**The records:**
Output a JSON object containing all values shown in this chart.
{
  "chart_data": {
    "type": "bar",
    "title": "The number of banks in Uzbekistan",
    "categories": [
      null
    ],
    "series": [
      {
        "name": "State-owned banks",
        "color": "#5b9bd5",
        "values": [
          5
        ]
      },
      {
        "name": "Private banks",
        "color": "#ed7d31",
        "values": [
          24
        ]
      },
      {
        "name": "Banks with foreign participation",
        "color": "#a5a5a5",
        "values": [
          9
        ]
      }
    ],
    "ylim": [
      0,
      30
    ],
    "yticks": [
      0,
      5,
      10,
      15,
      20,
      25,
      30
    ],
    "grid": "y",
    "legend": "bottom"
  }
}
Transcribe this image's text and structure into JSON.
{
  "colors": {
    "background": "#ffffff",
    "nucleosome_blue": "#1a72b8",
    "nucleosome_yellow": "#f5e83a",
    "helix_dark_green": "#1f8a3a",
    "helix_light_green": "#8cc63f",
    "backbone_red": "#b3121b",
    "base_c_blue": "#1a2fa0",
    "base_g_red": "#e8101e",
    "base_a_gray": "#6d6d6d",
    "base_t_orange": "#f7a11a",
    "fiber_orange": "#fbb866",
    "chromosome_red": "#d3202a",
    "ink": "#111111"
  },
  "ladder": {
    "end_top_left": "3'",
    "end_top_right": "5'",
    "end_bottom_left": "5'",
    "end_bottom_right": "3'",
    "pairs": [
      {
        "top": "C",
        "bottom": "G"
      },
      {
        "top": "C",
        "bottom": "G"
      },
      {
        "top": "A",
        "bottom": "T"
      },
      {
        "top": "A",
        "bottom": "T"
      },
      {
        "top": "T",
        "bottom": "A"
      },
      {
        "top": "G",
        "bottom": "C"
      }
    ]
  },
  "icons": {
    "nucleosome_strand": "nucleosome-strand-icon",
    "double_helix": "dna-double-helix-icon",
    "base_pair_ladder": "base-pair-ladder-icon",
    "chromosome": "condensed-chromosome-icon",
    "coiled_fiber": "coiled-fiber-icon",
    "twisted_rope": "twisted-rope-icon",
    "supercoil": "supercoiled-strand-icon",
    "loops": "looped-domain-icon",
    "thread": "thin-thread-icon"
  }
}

**What is being asked:** Repeat all the entries word for word.

**Written reply:**
Output a JSON object containing all values shown in this chart.
{
  "chart_data": {
    "type": "bar",
    "title": "The number of banks in Uzbekistan",
    "categories": [
      null
    ],
    "series": [
      {
        "name": "State-owned banks",
        "color": "#5b9bd5",
        "values": [
          5
        ]
      },
      {
        "name": "Private banks",
        "color": "#ed7d31",
        "values": [
          24
        ]
      },
      {
        "name": "Banks with foreign participation",
        "color": "#a5a5a5",
        "values": [
          9
        ]
      }
    ],
    "ylim": [
      0,
      30
    ],
    "yticks": [
      0,
      5,
      10,
      15,
      20,
      25,
      30
    ],
    "grid": "y",
    "legend": "bottom"
  }
}
Transcribe this image's text and structure into JSON.
{
  "colors": {
    "background": "#ffffff",
    "nucleosome_blue": "#1a72b8",
    "nucleosome_yellow": "#f5e83a",
    "helix_dark_green": "#1f8a3a",
    "helix_light_green": "#8cc63f",
    "backbone_red": "#b3121b",
    "base_c_blue": "#1a2fa0",
    "base_g_red": "#e8101e",
    "base_a_gray": "#6d6d6d",
    "base_t_orange": "#f7a11a",
    "fiber_orange": "#fbb866",
    "chromosome_red": "#d3202a",
    "ink": "#111111"
  },
  "ladder": {
    "end_top_left": "3'",
    "end_top_right": "5'",
    "end_bottom_left": "5'",
    "end_bottom_right": "3'",
    "pairs": [
      {
        "top": "C",
        "bottom": "G"
      },
      {
        "top": "C",
        "bottom": "G"
      },
      {
        "top": "A",
        "bottom": "T"
      },
      {
        "top": "A",
        "bottom": "T"
      },
      {
        "top": "T",
        "bottom": "A"
      },
      {
        "top": "G",
        "bottom": "C"
      }
    ]
  },
  "icons": {
    "nucleosome_strand": "nucleosome-strand-icon",
    "double_helix": "dna-double-helix-icon",
    "base_pair_ladder": "base-pair-ladder-icon",
    "chromosome": "condensed-chromosome-icon",
    "coiled_fiber": "coiled-fiber-icon",
    "twisted_rope": "twisted-rope-icon",
    "supercoil": "supercoiled-strand-icon",
    "loops": "looped-domain-icon",
    "thread": "thin-thread-icon"
  }
}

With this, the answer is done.